*TASK INSTRUCTIONS*. Copy all lines of the listing that include the string "kraj".

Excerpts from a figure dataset

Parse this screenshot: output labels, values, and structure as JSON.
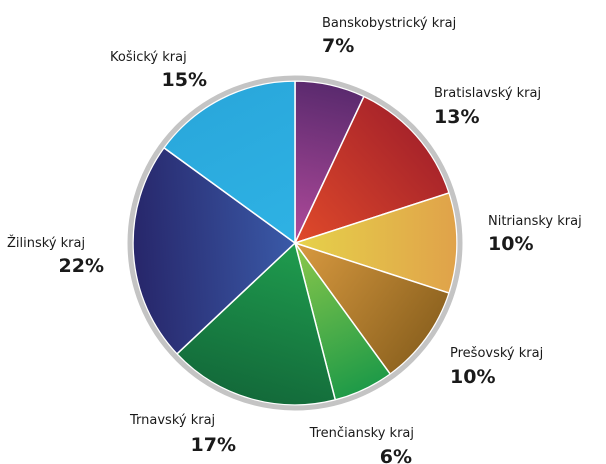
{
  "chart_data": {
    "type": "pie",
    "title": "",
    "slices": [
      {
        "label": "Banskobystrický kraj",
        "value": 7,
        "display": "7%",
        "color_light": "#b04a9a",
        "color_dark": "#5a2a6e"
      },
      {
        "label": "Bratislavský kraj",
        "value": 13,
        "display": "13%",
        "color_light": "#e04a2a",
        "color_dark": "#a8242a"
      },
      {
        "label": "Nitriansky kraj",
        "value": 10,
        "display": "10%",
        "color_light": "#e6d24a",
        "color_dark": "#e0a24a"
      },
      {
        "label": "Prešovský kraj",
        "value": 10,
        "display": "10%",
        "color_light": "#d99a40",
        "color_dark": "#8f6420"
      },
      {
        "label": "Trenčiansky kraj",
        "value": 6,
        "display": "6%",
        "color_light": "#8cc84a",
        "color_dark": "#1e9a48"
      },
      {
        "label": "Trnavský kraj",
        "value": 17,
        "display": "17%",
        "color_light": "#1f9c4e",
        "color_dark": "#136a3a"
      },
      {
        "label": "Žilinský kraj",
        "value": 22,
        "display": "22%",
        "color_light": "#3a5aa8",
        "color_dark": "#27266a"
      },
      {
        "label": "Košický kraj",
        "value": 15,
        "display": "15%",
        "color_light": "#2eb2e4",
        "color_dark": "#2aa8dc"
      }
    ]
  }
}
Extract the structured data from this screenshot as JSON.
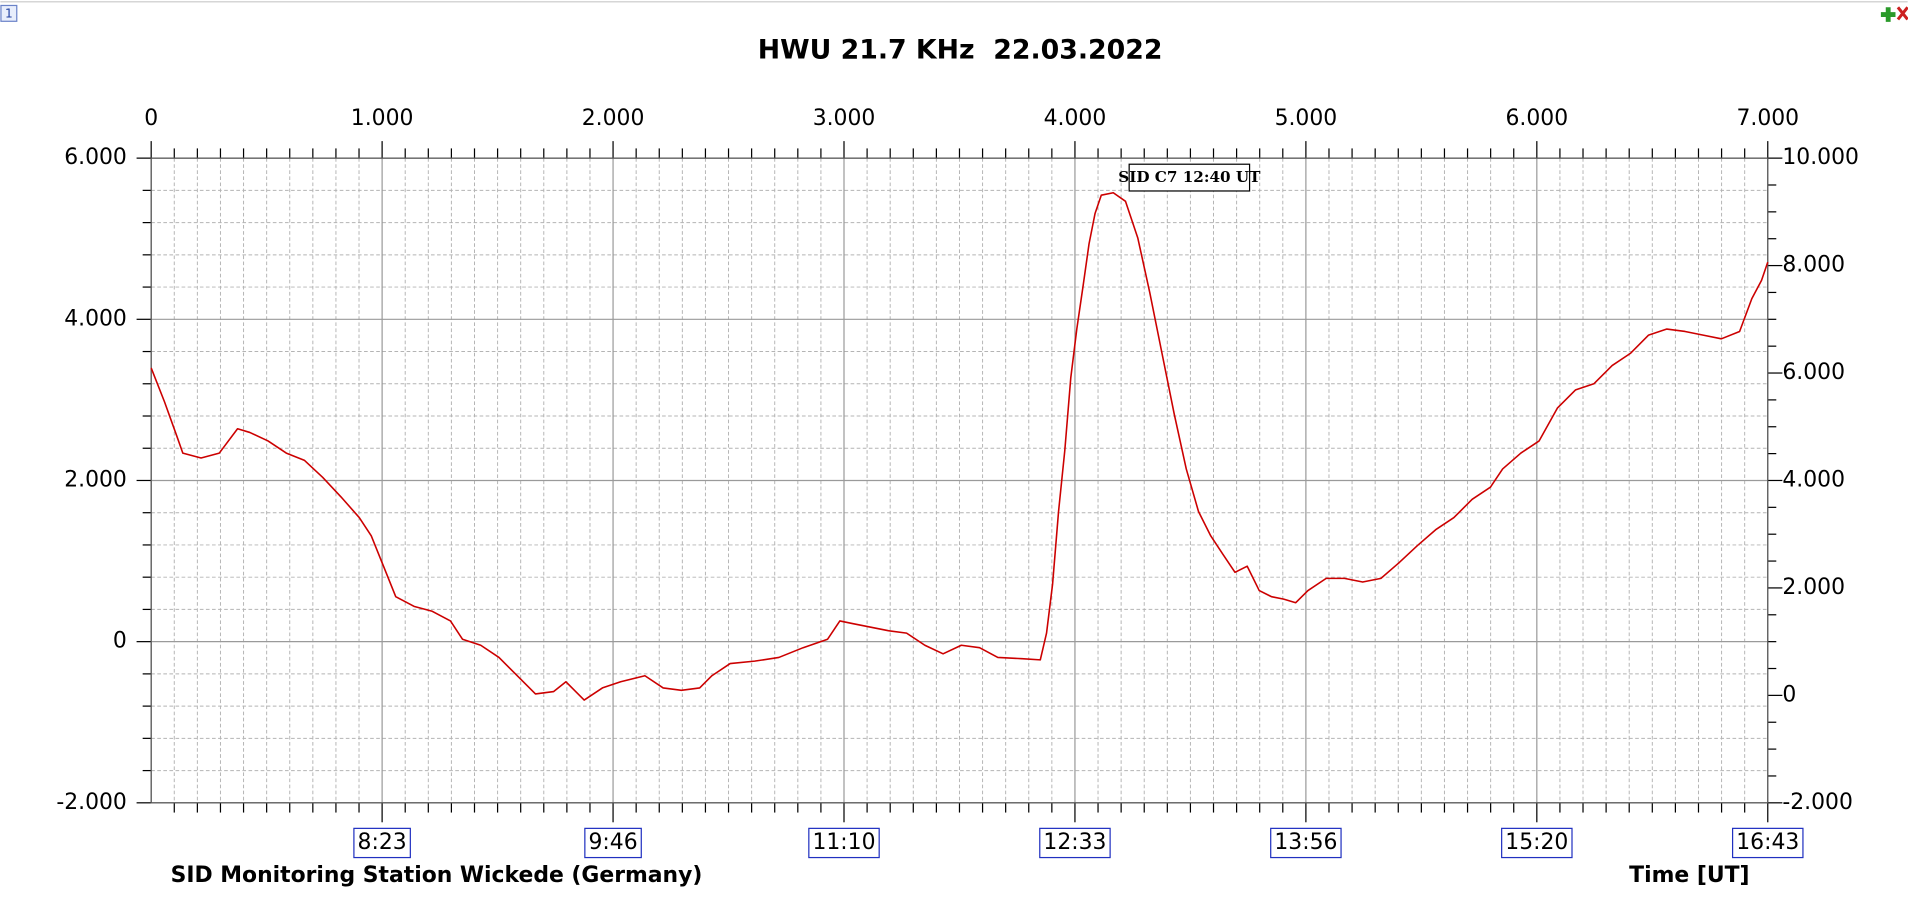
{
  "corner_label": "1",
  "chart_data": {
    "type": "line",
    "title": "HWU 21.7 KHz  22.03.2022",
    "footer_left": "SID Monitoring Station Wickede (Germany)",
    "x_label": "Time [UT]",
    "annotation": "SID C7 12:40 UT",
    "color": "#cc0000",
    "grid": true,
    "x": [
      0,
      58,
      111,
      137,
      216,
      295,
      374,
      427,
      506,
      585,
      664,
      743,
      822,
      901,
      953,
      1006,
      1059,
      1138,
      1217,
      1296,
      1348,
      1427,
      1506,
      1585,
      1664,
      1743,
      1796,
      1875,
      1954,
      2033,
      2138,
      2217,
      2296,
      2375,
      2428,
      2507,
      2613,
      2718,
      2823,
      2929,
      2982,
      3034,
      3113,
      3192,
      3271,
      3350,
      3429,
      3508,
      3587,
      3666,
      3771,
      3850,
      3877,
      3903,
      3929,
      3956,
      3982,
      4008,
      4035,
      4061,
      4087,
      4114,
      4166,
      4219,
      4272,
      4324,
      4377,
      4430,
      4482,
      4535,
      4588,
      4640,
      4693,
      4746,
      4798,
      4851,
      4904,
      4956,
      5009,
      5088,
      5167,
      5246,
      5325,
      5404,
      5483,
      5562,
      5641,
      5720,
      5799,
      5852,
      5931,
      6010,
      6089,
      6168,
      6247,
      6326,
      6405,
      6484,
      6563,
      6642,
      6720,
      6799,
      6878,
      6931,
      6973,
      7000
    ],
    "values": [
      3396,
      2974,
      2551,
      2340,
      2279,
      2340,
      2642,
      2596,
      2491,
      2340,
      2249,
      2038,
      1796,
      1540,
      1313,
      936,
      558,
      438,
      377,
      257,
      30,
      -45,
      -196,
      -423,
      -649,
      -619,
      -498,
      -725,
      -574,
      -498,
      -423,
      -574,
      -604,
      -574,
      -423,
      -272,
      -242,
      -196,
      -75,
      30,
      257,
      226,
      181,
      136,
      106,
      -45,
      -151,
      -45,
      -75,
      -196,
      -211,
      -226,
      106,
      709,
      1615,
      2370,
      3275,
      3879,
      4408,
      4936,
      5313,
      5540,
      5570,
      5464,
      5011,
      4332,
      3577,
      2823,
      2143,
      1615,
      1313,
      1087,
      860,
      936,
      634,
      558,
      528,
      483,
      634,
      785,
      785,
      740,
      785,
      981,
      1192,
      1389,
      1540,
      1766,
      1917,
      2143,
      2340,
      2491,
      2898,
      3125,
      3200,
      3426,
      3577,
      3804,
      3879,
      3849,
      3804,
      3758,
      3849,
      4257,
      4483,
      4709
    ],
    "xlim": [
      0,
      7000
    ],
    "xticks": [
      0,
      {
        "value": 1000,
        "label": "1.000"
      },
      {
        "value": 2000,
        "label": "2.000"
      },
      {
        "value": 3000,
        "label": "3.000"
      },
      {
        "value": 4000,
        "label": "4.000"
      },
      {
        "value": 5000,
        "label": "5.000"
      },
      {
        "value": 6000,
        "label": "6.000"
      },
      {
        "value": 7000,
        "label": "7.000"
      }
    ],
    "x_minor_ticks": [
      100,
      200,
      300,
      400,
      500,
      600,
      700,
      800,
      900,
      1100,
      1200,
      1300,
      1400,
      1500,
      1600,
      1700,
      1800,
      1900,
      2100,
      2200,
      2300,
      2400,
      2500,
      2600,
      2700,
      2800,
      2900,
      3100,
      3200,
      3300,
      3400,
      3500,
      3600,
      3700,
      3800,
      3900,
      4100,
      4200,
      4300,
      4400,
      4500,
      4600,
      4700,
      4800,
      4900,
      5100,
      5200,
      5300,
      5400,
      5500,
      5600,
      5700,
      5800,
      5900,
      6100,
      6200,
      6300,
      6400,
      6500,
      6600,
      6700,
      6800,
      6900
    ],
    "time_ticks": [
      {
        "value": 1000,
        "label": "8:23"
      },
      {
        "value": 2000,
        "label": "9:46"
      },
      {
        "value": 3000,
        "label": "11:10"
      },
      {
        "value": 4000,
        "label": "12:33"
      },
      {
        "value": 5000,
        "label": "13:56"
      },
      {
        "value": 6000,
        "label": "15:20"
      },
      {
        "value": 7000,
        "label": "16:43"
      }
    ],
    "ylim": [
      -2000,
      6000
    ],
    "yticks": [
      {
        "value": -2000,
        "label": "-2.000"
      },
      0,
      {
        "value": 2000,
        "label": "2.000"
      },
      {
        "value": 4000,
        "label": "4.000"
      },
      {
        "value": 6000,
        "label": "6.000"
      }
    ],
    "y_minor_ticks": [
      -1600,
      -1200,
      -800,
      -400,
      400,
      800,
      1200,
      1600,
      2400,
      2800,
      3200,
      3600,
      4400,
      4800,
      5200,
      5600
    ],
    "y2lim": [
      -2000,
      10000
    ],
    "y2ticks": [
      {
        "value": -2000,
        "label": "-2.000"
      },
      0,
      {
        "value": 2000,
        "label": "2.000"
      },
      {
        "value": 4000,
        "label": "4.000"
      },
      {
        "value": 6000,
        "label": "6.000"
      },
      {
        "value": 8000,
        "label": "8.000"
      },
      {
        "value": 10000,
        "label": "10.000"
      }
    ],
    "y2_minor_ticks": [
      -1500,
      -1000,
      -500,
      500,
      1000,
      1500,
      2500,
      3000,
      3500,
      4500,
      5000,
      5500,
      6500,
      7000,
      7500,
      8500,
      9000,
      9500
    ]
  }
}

*OUTPUT*.
        "label": "Banskobystrický kraj",
        "label": "Bratislavský kraj",
        "label": "Nitriansky kraj",
        "label": "Prešovský kraj",
        "label": "Trenčiansky kraj",
        "label": "Trnavský kraj",
        "label": "Žilinský kraj",
        "label": "Košický kraj",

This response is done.